▶ _WHAT IS REQUIRED_
Please copy the listing below word for word, leaving out the pictures.

(Collected data entries)
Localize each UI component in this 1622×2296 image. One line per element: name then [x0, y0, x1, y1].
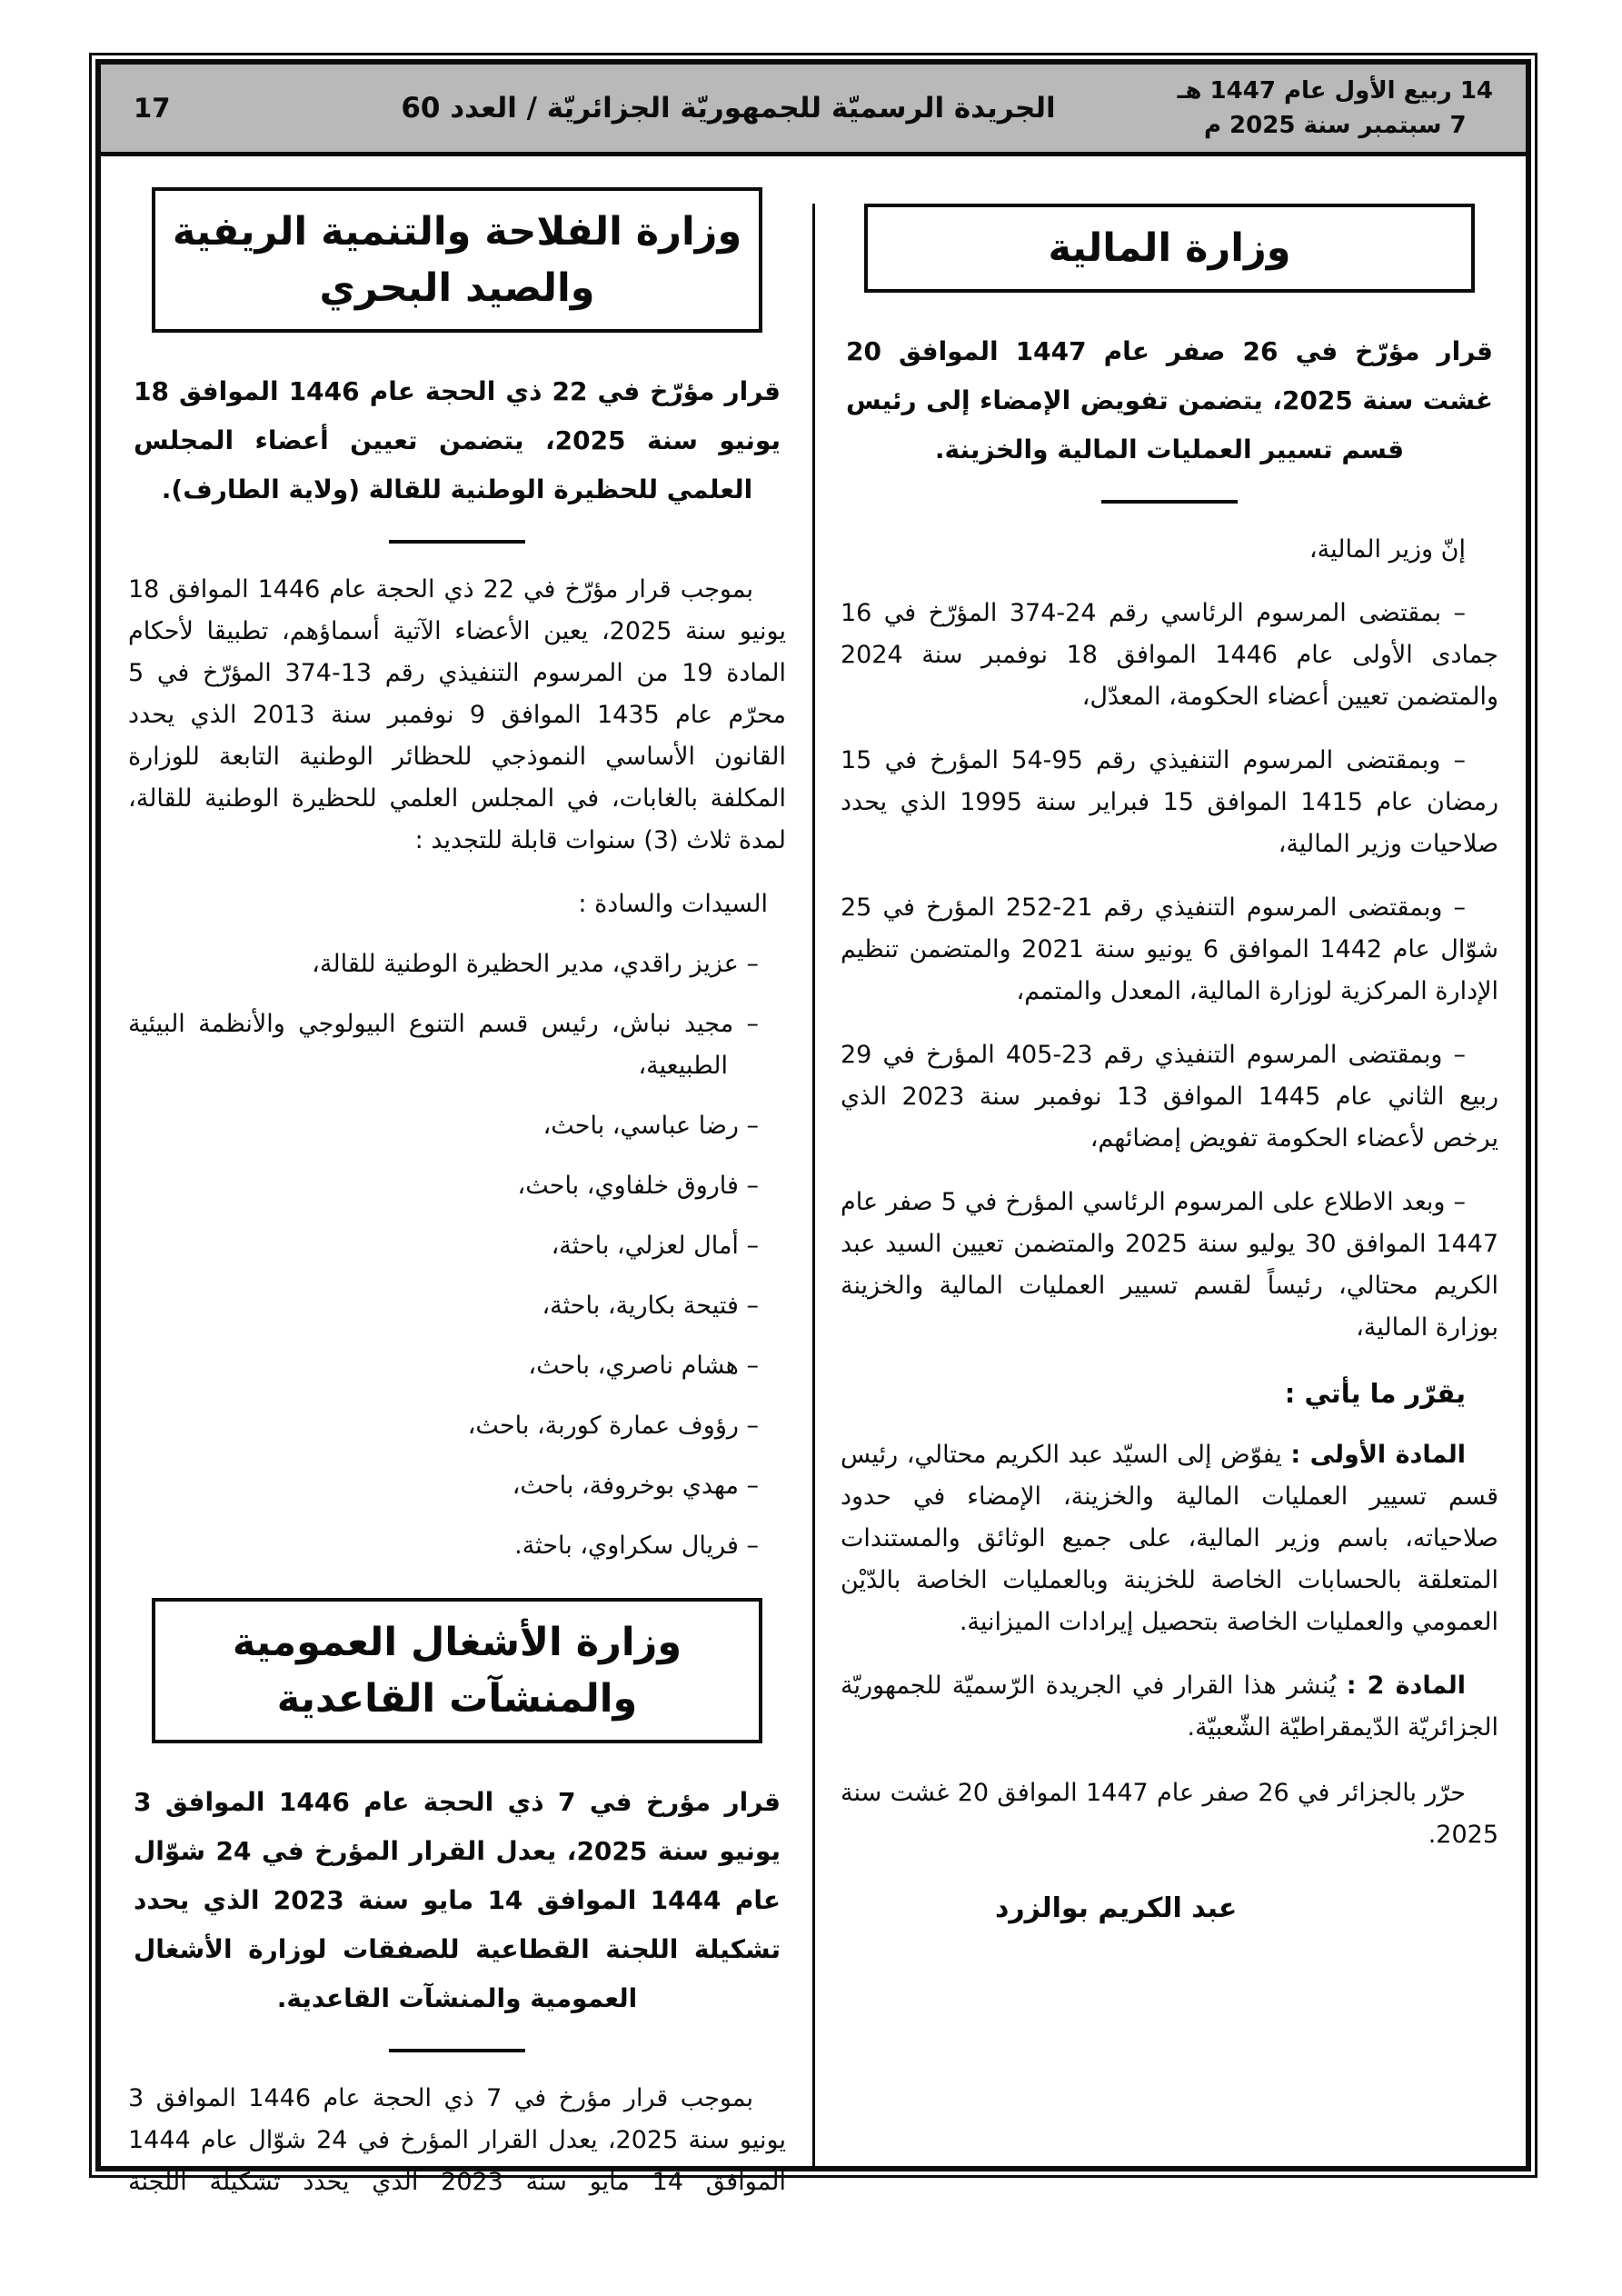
page-frame	[89, 53, 1537, 2196]
consideration-item: – بمقتضى المرسوم الرئاسي رقم 24-374 المؤرّخ في 16 جمادى الأولى عام 1446 الموافق 18 نوفمبر سنة 2024 والمتضمن تعيين أعضاء الحكومة، المعدّل،	[841, 599, 1498, 711]
consideration-item: – وبمقتضى المرسوم التنفيذي رقم 23-405 المؤرخ في 29 ربيع الثاني عام 1445 الموافق 13 نوفمبر سنة 2023 الذي يرخص لأعضاء الحكومة تفويض إمضائهم،	[841, 1041, 1498, 1153]
section-separator	[389, 540, 525, 544]
article-1	[841, 1434, 1498, 1643]
closing-line: حرّر بالجزائر في 26 صفر عام 1447 الموافق 20 غشت سنة 2025.	[841, 1779, 1498, 1849]
member-item: – فريال سكراوي، باحثة.	[514, 1532, 759, 1560]
member-item: – أمال لعزلي، باحثة،	[551, 1232, 759, 1260]
member-item: – هشام ناصري، باحث،	[528, 1352, 759, 1380]
signature: عبد الكريم بوالزرد	[995, 1892, 1238, 1924]
publicworks-ministry-title-line1: وزارة الأشغال العمومية	[232, 1620, 682, 1665]
journal-title: الجريدة الرسميّة للجمهوريّة الجزائريّة / العدد 60	[401, 92, 1056, 125]
member-item: – رضا عباسي، باحث،	[542, 1112, 759, 1140]
agriculture-ministry-title-line1: وزارة الفلاحة والتنمية الريفية	[172, 209, 742, 255]
finance-ministry-title: وزارة المالية	[1048, 225, 1291, 271]
members-heading: السيدات والسادة :	[578, 890, 768, 918]
finance-opening-line: إنّ وزير المالية،	[1309, 535, 1466, 564]
article-2-text: يُنشر هذا القرار في الجريدة الرّسميّة للجمهوريّة الجزائريّة الدّيمقراطيّة الشّعبيّة.	[841, 1672, 1498, 1742]
header-band	[101, 65, 1526, 156]
member-item: – عزيز راقدي، مدير الحظيرة الوطنية للقالة،	[312, 950, 759, 978]
publicworks-decree-intro: قرار مؤرخ في 7 ذي الحجة عام 1446 الموافق 3 يونيو سنة 2025، يعدل القرار المؤرخ في 24 شوّال عام 1444 الموافق 14 مايو سنة 2023 الذي يحدد تشكيلة اللجنة القطاعية للصفقات لوزارة الأشغال العمومية والمنشآت القاعدية.	[134, 1787, 781, 2013]
consideration-item: – وبمقتضى المرسوم التنفيذي رقم 21-252 المؤرخ في 25 شوّال عام 1442 الموافق 6 يونيو سنة 2021 والمتضمن تنظيم الإدارة المركزية لوزارة المالية، المعدل والمتمم،	[841, 893, 1498, 1005]
section-separator	[389, 2049, 525, 2052]
publicworks-ministry-title-line2: والمنشآت القاعدية	[276, 1676, 638, 1722]
member-item: – مهدي بوخروفة، باحث،	[512, 1472, 759, 1500]
article-1-label: المادة الأولى :	[1290, 1441, 1467, 1469]
finance-column	[813, 156, 1526, 2166]
member-item: – رؤوف عمارة كوربة، باحث،	[467, 1412, 759, 1440]
finance-decree-intro: قرار مؤرّخ في 26 صفر عام 1447 الموافق 20 غشت سنة 2025، يتضمن تفويض الإمضاء إلى رئيس قسم تسيير العمليات المالية والخزينة.	[846, 336, 1493, 464]
header-date	[1178, 74, 1493, 143]
column-divider	[812, 204, 815, 2166]
agriculture-ministry-title-box	[152, 187, 762, 333]
section-separator	[1101, 500, 1238, 504]
content-area	[101, 156, 1526, 2196]
agriculture-column	[101, 156, 813, 2196]
article-1-text: يفوّض إلى السيّد عبد الكريم محتالي، رئيس قسم تسيير العمليات المالية والخزينة، الإمضاء في حدود صلاحياته، باسم وزير المالية، على جميع الوثائق والمستندات المتعلقة بالحسابات الخاصة للخزينة وبالعمليات الخاصة بالدّيْن العمومي والعمليات الخاصة بتحصيل إيرادات الميزانية.	[841, 1441, 1498, 1636]
header-date-gregorian: 7 سبتمبر سنة 2025 م	[1203, 112, 1467, 139]
header-date-hijri: 14 ربيع الأول عام 1447 هـ	[1177, 77, 1493, 105]
consideration-item: – وبعد الاطلاع على المرسوم الرئاسي المؤرخ في 5 صفر عام 1447 الموافق 30 يوليو سنة 2025 والمتضمن تعيين السيد عبد الكريم محتالي، رئيساً لقسم تسيير العمليات المالية والخزينة بوزارة المالية،	[841, 1188, 1498, 1342]
agriculture-decree-intro: قرار مؤرّخ في 22 ذي الحجة عام 1446 الموافق 18 يونيو سنة 2025، يتضمن تعيين أعضاء المجلس العلمي للحظيرة الوطنية للقالة (ولاية الطارف).	[134, 376, 781, 504]
article-2	[841, 1665, 1498, 1749]
publicworks-ministry-title-box	[152, 1598, 762, 1743]
consideration-item: – وبمقتضى المرسوم التنفيذي رقم 95-54 المؤرخ في 15 رمضان عام 1415 الموافق 15 فبراير سنة 1995 الذي يحدد صلاحيات وزير المالية،	[841, 746, 1498, 858]
member-item: – فتيحة بكارية، باحثة،	[542, 1292, 759, 1320]
member-item: – مجيد نباش، رئيس قسم التنوع البيولوجي والأنظمة البيئية الطبيعية،	[128, 1010, 759, 1080]
finance-ministry-title-box	[864, 204, 1475, 293]
agriculture-ministry-title-line2: والصيد البحري	[319, 265, 595, 311]
decree-phrase: يقرّر ما يأتي :	[1284, 1378, 1466, 1409]
article-2-label: المادة 2 :	[1346, 1672, 1466, 1700]
appointment-paragraph: بموجب قرار مؤرّخ في 22 ذي الحجة عام 1446 الموافق 18 يونيو سنة 2025، يعين الأعضاء الآتية أسماؤهم، تطبيقا لأحكام المادة 19 من المرسوم التنفيذي رقم 13-374 المؤرّخ في 5 محرّم عام 1435 الموافق 9 نوفمبر سنة 2013 الذي يحدد القانون الأساسي النموذجي للحظائر الوطنية التابعة للوزارة المكلفة بالغابات، في المجلس العلمي للحظيرة الوطنية للقالة، لمدة ثلاث (3) سنوات قابلة للتجديد :	[128, 575, 786, 854]
page-frame-inner	[95, 59, 1531, 2196]
page-number: 17	[134, 93, 171, 124]
publicworks-paragraph: بموجب قرار مؤرخ في 7 ذي الحجة عام 1446 الموافق 3 يونيو سنة 2025، يعدل القرار المؤرخ في 24 شوّال عام 1444 الموافق 14 مايو سنة 2023 الذي يحدد تشكيلة اللجنة	[128, 2084, 787, 2196]
member-item: – فاروق خلفاوي، باحث،	[517, 1172, 759, 1200]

▶ _RESPONSE TO THIS EXERCISE_
Localize each UI component in this 1622×2296 image. One line per element: name then [x0, y0, x1, y1].
page-frame	[89, 53, 1537, 2196]
consideration-item: – بمقتضى المرسوم الرئاسي رقم 24-374 المؤرّخ في 16 جمادى الأولى عام 1446 الموافق 18 نوفمبر سنة 2024 والمتضمن تعيين أعضاء الحكومة، المعدّل،	[841, 599, 1498, 711]
consideration-item: – وبمقتضى المرسوم التنفيذي رقم 23-405 المؤرخ في 29 ربيع الثاني عام 1445 الموافق 13 نوفمبر سنة 2023 الذي يرخص لأعضاء الحكومة تفويض إمضائهم،	[841, 1041, 1498, 1153]
section-separator	[389, 540, 525, 544]
article-1	[841, 1434, 1498, 1643]
closing-line: حرّر بالجزائر في 26 صفر عام 1447 الموافق 20 غشت سنة 2025.	[841, 1779, 1498, 1849]
member-item: – فريال سكراوي، باحثة.	[514, 1532, 759, 1560]
member-item: – أمال لعزلي، باحثة،	[551, 1232, 759, 1260]
member-item: – هشام ناصري، باحث،	[528, 1352, 759, 1380]
signature: عبد الكريم بوالزرد	[995, 1892, 1238, 1924]
publicworks-ministry-title-line1: وزارة الأشغال العمومية	[232, 1620, 682, 1665]
journal-title: الجريدة الرسميّة للجمهوريّة الجزائريّة / العدد 60	[401, 92, 1056, 125]
member-item: – رضا عباسي، باحث،	[542, 1112, 759, 1140]
agriculture-ministry-title-line1: وزارة الفلاحة والتنمية الريفية	[172, 209, 742, 255]
finance-ministry-title: وزارة المالية	[1048, 225, 1291, 271]
members-heading: السيدات والسادة :	[578, 890, 768, 918]
finance-opening-line: إنّ وزير المالية،	[1309, 535, 1466, 564]
article-2-text: يُنشر هذا القرار في الجريدة الرّسميّة للجمهوريّة الجزائريّة الدّيمقراطيّة الشّعبيّة.	[841, 1672, 1498, 1742]
header-band	[101, 65, 1526, 156]
member-item: – عزيز راقدي، مدير الحظيرة الوطنية للقالة،	[312, 950, 759, 978]
publicworks-decree-intro: قرار مؤرخ في 7 ذي الحجة عام 1446 الموافق 3 يونيو سنة 2025، يعدل القرار المؤرخ في 24 شوّال عام 1444 الموافق 14 مايو سنة 2023 الذي يحدد تشكيلة اللجنة القطاعية للصفقات لوزارة الأشغال العمومية والمنشآت القاعدية.	[134, 1787, 781, 2013]
consideration-item: – وبمقتضى المرسوم التنفيذي رقم 21-252 المؤرخ في 25 شوّال عام 1442 الموافق 6 يونيو سنة 2021 والمتضمن تنظيم الإدارة المركزية لوزارة المالية، المعدل والمتمم،	[841, 893, 1498, 1005]
section-separator	[389, 2049, 525, 2052]
publicworks-ministry-title-line2: والمنشآت القاعدية	[276, 1676, 638, 1722]
member-item: – مهدي بوخروفة، باحث،	[512, 1472, 759, 1500]
article-1-label: المادة الأولى :	[1290, 1441, 1467, 1469]
finance-column	[813, 156, 1526, 2166]
member-item: – رؤوف عمارة كوربة، باحث،	[467, 1412, 759, 1440]
finance-decree-intro: قرار مؤرّخ في 26 صفر عام 1447 الموافق 20 غشت سنة 2025، يتضمن تفويض الإمضاء إلى رئيس قسم تسيير العمليات المالية والخزينة.	[846, 336, 1493, 464]
header-date	[1178, 74, 1493, 143]
column-divider	[812, 204, 815, 2166]
agriculture-ministry-title-box	[152, 187, 762, 333]
section-separator	[1101, 500, 1238, 504]
content-area	[101, 156, 1526, 2196]
agriculture-column	[101, 156, 813, 2196]
article-1-text: يفوّض إلى السيّد عبد الكريم محتالي، رئيس قسم تسيير العمليات المالية والخزينة، الإمضاء في حدود صلاحياته، باسم وزير المالية، على جميع الوثائق والمستندات المتعلقة بالحسابات الخاصة للخزينة وبالعمليات الخاصة بالدّيْن العمومي والعمليات الخاصة بتحصيل إيرادات الميزانية.	[841, 1441, 1498, 1636]
header-date-gregorian: 7 سبتمبر سنة 2025 م	[1203, 112, 1467, 139]
header-date-hijri: 14 ربيع الأول عام 1447 هـ	[1177, 77, 1493, 105]
consideration-item: – وبعد الاطلاع على المرسوم الرئاسي المؤرخ في 5 صفر عام 1447 الموافق 30 يوليو سنة 2025 والمتضمن تعيين السيد عبد الكريم محتالي، رئيساً لقسم تسيير العمليات المالية والخزينة بوزارة المالية،	[841, 1188, 1498, 1342]
agriculture-decree-intro: قرار مؤرّخ في 22 ذي الحجة عام 1446 الموافق 18 يونيو سنة 2025، يتضمن تعيين أعضاء المجلس العلمي للحظيرة الوطنية للقالة (ولاية الطارف).	[134, 376, 781, 504]
article-2	[841, 1665, 1498, 1749]
publicworks-ministry-title-box	[152, 1598, 762, 1743]
consideration-item: – وبمقتضى المرسوم التنفيذي رقم 95-54 المؤرخ في 15 رمضان عام 1415 الموافق 15 فبراير سنة 1995 الذي يحدد صلاحيات وزير المالية،	[841, 746, 1498, 858]
member-item: – فتيحة بكارية، باحثة،	[542, 1292, 759, 1320]
member-item: – مجيد نباش، رئيس قسم التنوع البيولوجي والأنظمة البيئية الطبيعية،	[128, 1010, 759, 1080]
finance-ministry-title-box	[864, 204, 1475, 293]
agriculture-ministry-title-line2: والصيد البحري	[319, 265, 595, 311]
decree-phrase: يقرّر ما يأتي :	[1284, 1378, 1466, 1409]
article-2-label: المادة 2 :	[1346, 1672, 1466, 1700]
appointment-paragraph: بموجب قرار مؤرّخ في 22 ذي الحجة عام 1446 الموافق 18 يونيو سنة 2025، يعين الأعضاء الآتية أسماؤهم، تطبيقا لأحكام المادة 19 من المرسوم التنفيذي رقم 13-374 المؤرّخ في 5 محرّم عام 1435 الموافق 9 نوفمبر سنة 2013 الذي يحدد القانون الأساسي النموذجي للحظائر الوطنية التابعة للوزارة المكلفة بالغابات، في المجلس العلمي للحظيرة الوطنية للقالة، لمدة ثلاث (3) سنوات قابلة للتجديد :	[128, 575, 786, 854]
page-frame-inner	[95, 59, 1531, 2196]
page-number: 17	[134, 93, 171, 124]
publicworks-paragraph: بموجب قرار مؤرخ في 7 ذي الحجة عام 1446 الموافق 3 يونيو سنة 2025، يعدل القرار المؤرخ في 24 شوّال عام 1444 الموافق 14 مايو سنة 2023 الذي يحدد تشكيلة اللجنة	[128, 2084, 787, 2196]
member-item: – فاروق خلفاوي، باحث،	[517, 1172, 759, 1200]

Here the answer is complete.